Stored rows —
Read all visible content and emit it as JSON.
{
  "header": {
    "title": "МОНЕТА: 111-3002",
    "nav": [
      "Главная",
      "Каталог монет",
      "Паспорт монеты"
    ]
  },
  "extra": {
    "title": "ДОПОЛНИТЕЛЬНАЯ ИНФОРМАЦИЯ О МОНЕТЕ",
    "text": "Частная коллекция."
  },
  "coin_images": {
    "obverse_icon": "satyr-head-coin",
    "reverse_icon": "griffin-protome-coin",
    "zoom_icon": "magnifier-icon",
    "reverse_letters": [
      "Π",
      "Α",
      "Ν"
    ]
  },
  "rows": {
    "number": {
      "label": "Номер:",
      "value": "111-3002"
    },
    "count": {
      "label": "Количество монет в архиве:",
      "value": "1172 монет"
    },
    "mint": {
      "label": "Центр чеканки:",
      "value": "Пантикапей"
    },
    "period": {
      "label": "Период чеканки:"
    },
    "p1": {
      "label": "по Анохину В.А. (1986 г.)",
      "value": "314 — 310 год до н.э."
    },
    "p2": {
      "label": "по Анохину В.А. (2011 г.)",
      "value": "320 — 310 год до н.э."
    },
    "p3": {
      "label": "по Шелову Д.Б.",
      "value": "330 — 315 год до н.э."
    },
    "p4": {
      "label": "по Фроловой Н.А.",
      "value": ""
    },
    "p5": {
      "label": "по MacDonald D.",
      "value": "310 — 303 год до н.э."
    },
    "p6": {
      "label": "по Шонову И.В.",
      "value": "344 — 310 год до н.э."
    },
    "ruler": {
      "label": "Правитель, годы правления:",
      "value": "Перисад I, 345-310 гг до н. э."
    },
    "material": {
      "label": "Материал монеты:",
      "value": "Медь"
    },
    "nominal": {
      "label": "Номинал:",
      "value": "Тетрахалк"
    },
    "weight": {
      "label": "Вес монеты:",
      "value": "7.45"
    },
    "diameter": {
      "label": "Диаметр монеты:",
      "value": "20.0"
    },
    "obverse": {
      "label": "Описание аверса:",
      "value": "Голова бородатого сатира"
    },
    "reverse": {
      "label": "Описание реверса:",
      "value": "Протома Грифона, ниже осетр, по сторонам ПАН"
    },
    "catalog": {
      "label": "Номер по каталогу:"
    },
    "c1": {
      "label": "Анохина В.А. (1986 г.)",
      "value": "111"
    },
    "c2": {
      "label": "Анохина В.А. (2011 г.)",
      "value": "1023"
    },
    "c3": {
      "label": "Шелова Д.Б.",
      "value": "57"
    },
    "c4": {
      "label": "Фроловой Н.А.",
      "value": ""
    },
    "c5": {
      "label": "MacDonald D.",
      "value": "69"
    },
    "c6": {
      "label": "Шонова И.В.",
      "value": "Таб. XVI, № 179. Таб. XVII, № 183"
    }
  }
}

Short exercise — List the lines that contain the word "Номер".

The output —
      "label": "Номер:",
      "label": "Номер по каталогу:"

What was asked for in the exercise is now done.